▶ **Problem requirements**: Every entry that follows should be repeated exactly; drop the images.

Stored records
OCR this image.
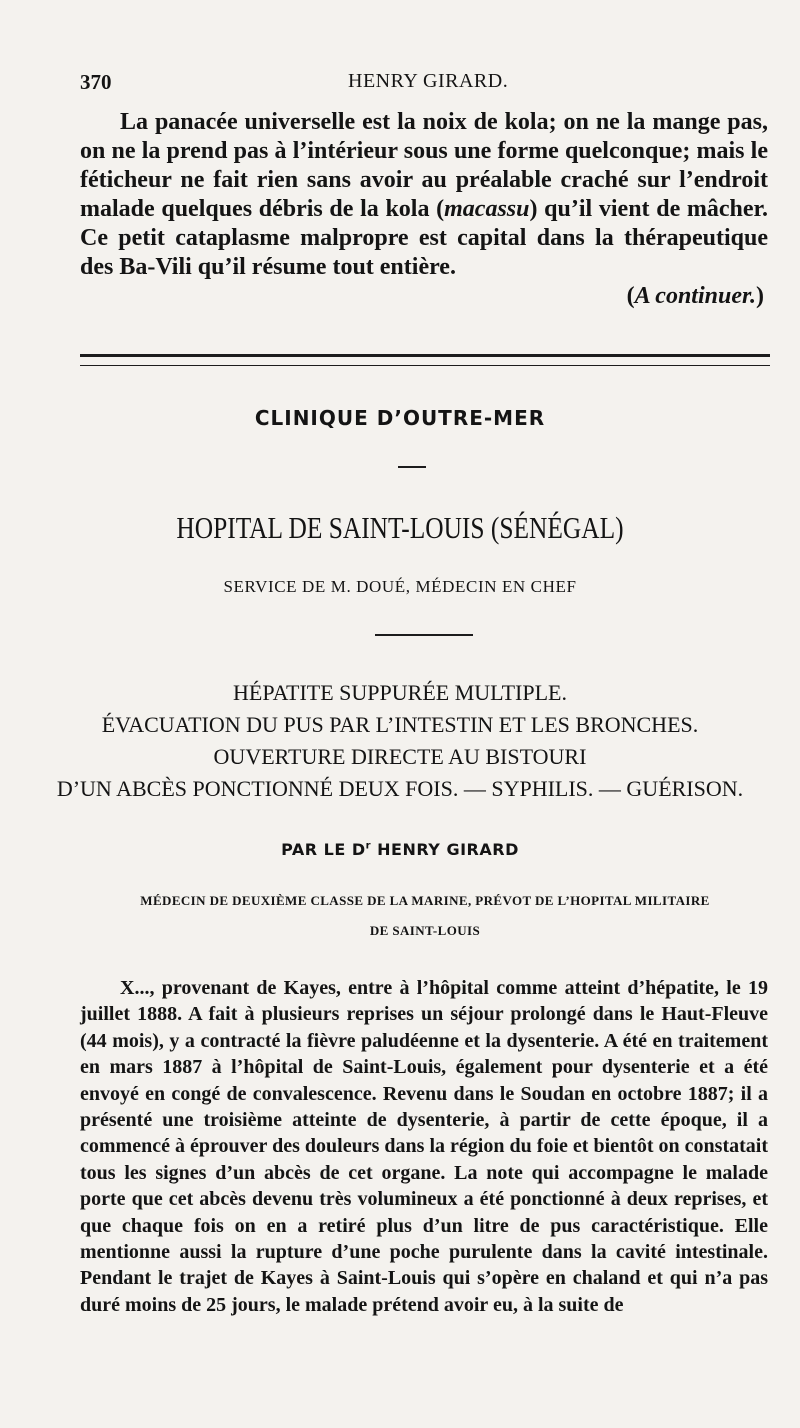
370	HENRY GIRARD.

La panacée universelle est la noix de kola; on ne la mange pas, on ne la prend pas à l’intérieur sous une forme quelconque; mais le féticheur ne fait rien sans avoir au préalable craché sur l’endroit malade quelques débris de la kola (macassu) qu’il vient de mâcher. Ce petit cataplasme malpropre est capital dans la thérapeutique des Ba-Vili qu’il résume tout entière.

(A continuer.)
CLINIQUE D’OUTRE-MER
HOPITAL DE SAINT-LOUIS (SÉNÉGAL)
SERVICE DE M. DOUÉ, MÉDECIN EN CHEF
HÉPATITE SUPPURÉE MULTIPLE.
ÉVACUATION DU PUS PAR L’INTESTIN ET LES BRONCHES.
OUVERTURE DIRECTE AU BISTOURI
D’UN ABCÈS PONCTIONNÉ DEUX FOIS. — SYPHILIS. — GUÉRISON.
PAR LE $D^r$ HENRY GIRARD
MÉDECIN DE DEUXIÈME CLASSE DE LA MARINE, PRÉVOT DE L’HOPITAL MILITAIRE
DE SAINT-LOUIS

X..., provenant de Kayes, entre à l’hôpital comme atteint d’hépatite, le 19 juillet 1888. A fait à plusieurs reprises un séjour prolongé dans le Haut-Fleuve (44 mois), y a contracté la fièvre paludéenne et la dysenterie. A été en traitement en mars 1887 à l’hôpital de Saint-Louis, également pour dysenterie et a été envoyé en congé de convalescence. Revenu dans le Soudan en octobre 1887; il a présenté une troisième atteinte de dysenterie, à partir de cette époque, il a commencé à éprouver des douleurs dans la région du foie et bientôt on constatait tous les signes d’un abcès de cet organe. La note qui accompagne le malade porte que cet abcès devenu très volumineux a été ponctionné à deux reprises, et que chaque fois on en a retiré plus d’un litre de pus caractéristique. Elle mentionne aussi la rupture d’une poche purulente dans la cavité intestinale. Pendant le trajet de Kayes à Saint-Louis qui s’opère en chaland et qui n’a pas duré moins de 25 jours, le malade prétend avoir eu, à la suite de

▶ **Solution for this problem**:
OCR this image.
370	HENRY GIRARD.

La panacée universelle est la noix de kola; on ne la mange pas, on ne la prend pas à l’intérieur sous une forme quelconque; mais le féticheur ne fait rien sans avoir au préalable craché sur l’endroit malade quelques débris de la kola (macassu) qu’il vient de mâcher. Ce petit cataplasme malpropre est capital dans la thérapeutique des Ba-Vili qu’il résume tout entière.

(A continuer.)
CLINIQUE D’OUTRE-MER
HOPITAL DE SAINT-LOUIS (SÉNÉGAL)
SERVICE DE M. DOUÉ, MÉDECIN EN CHEF
HÉPATITE SUPPURÉE MULTIPLE.
ÉVACUATION DU PUS PAR L’INTESTIN ET LES BRONCHES.
OUVERTURE DIRECTE AU BISTOURI
D’UN ABCÈS PONCTIONNÉ DEUX FOIS. — SYPHILIS. — GUÉRISON.
PAR LE $D^r$ HENRY GIRARD
MÉDECIN DE DEUXIÈME CLASSE DE LA MARINE, PRÉVOT DE L’HOPITAL MILITAIRE
DE SAINT-LOUIS

X..., provenant de Kayes, entre à l’hôpital comme atteint d’hépatite, le 19 juillet 1888. A fait à plusieurs reprises un séjour prolongé dans le Haut-Fleuve (44 mois), y a contracté la fièvre paludéenne et la dysenterie. A été en traitement en mars 1887 à l’hôpital de Saint-Louis, également pour dysenterie et a été envoyé en congé de convalescence. Revenu dans le Soudan en octobre 1887; il a présenté une troisième atteinte de dysenterie, à partir de cette époque, il a commencé à éprouver des douleurs dans la région du foie et bientôt on constatait tous les signes d’un abcès de cet organe. La note qui accompagne le malade porte que cet abcès devenu très volumineux a été ponctionné à deux reprises, et que chaque fois on en a retiré plus d’un litre de pus caractéristique. Elle mentionne aussi la rupture d’une poche purulente dans la cavité intestinale. Pendant le trajet de Kayes à Saint-Louis qui s’opère en chaland et qui n’a pas duré moins de 25 jours, le malade prétend avoir eu, à la suite de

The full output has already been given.